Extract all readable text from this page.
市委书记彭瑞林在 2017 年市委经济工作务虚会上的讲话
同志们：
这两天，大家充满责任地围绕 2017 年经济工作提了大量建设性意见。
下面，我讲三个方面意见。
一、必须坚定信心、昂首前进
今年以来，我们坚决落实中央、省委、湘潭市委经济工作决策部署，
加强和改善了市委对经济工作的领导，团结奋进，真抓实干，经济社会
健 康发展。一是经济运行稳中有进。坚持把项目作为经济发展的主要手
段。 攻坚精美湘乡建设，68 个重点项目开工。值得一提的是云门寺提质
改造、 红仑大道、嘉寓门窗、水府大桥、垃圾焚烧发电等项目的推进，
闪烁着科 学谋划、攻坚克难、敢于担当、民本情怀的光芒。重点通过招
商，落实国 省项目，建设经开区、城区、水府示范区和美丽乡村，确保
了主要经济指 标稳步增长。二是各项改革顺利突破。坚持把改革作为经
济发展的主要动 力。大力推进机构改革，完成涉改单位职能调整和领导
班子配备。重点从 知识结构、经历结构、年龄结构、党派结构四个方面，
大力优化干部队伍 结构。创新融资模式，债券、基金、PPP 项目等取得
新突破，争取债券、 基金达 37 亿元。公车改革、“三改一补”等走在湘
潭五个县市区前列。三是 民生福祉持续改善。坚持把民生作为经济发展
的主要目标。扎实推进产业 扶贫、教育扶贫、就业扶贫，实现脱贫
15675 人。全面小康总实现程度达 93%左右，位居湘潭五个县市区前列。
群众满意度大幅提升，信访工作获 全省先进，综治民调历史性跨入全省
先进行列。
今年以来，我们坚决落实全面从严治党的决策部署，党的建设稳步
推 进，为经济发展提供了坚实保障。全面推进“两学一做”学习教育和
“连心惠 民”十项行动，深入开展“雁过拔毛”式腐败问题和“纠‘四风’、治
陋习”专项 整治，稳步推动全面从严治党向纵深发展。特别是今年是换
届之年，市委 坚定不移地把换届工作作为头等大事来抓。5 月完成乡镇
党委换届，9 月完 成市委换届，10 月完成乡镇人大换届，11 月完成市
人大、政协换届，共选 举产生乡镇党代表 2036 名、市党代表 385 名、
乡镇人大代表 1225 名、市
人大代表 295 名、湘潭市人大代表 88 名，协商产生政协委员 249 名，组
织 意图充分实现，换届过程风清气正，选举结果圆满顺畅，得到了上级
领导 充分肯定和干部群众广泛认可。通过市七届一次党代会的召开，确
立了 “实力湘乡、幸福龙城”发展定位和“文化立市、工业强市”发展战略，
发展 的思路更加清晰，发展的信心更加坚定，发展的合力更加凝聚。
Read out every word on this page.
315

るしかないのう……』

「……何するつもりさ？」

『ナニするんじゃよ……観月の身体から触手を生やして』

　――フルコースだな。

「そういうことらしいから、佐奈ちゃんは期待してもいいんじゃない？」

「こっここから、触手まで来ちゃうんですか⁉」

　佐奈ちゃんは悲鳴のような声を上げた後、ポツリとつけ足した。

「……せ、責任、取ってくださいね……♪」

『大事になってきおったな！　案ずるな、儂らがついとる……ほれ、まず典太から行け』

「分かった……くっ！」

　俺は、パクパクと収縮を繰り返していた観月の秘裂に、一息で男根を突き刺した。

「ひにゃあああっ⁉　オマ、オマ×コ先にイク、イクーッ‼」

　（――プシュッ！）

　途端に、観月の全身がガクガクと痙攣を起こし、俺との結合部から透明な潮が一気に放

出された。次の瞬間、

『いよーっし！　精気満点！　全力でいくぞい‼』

▬▬▬▬▬▬▬▬▬▬

Only the lines from the one that contains "Read out every word on this page." through the last line should be repeated, each exactly as it stands, with both ends included.

Read out every word on this page.
315

るしかないのう……』

「……何するつもりさ？」

『ナニするんじゃよ……観月の身体から触手を生やして』

　――フルコースだな。

「そういうことらしいから、佐奈ちゃんは期待してもいいんじゃない？」

「こっここから、触手まで来ちゃうんですか⁉」

　佐奈ちゃんは悲鳴のような声を上げた後、ポツリとつけ足した。

「……せ、責任、取ってくださいね……♪」

『大事になってきおったな！　案ずるな、儂らがついとる……ほれ、まず典太から行け』

「分かった……くっ！」

　俺は、パクパクと収縮を繰り返していた観月の秘裂に、一息で男根を突き刺した。

「ひにゃあああっ⁉　オマ、オマ×コ先にイク、イクーッ‼」

　（――プシュッ！）

　途端に、観月の全身がガクガクと痙攣を起こし、俺との結合部から透明な潮が一気に放

出された。次の瞬間、

『いよーっし！　精気満点！　全力でいくぞい‼』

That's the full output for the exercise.